- **What you need to do**: In the material below, find all lines with the string "text" and copy them.

- **Record excerpts**:
☆ ☆ ☆ ☆ ☆
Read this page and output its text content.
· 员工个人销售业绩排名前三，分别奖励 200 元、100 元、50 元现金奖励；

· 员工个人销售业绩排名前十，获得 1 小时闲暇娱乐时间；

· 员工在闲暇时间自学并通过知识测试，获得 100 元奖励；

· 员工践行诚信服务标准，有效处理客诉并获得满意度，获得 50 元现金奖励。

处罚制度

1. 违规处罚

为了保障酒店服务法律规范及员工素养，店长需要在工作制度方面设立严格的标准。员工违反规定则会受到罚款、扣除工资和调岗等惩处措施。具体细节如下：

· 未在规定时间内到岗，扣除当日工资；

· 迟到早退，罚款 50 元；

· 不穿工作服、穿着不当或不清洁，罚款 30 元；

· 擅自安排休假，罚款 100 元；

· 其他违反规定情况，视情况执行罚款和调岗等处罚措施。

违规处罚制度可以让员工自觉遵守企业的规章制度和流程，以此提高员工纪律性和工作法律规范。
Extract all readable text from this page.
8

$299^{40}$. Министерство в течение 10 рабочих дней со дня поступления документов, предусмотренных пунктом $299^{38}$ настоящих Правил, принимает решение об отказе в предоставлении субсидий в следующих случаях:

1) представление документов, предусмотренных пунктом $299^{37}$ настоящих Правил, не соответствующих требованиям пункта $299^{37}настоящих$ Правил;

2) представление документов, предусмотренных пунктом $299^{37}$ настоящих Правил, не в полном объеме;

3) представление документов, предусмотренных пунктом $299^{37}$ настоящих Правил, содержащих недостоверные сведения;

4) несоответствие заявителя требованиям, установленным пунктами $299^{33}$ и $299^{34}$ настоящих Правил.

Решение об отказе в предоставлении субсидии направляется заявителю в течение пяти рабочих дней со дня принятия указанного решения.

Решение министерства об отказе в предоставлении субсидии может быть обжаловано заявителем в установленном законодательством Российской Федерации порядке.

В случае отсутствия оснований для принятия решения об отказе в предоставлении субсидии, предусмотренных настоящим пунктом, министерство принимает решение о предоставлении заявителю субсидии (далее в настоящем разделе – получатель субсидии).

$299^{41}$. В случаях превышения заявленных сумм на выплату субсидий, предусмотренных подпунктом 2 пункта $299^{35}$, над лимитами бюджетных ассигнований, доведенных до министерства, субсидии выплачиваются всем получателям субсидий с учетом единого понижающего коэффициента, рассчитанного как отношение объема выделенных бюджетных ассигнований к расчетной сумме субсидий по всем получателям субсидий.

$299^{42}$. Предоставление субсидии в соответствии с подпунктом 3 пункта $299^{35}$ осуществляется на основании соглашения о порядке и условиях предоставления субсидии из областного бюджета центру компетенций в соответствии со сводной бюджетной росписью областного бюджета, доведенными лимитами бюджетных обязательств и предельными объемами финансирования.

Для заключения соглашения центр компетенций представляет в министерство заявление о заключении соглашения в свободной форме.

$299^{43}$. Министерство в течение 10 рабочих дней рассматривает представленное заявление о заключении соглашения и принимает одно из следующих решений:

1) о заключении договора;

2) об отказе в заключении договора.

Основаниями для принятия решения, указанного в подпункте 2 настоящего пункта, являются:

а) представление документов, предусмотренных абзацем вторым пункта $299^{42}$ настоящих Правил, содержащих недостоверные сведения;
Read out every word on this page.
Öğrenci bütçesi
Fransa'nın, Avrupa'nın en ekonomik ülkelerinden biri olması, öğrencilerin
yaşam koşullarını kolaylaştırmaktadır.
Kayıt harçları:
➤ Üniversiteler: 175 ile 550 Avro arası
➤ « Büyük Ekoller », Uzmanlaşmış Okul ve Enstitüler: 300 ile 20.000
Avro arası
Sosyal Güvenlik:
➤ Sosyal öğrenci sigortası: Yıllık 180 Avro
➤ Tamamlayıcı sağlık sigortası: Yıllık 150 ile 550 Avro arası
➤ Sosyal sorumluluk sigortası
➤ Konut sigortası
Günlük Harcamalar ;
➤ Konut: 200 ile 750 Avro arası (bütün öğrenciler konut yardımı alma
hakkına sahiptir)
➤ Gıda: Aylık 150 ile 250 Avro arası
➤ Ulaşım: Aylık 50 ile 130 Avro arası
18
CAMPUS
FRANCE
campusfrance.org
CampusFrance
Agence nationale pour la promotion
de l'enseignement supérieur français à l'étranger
☆ ☆ ☆ ☆ ☆
- **The response**:
Read this page and output its text content.
Extract all readable text from this page.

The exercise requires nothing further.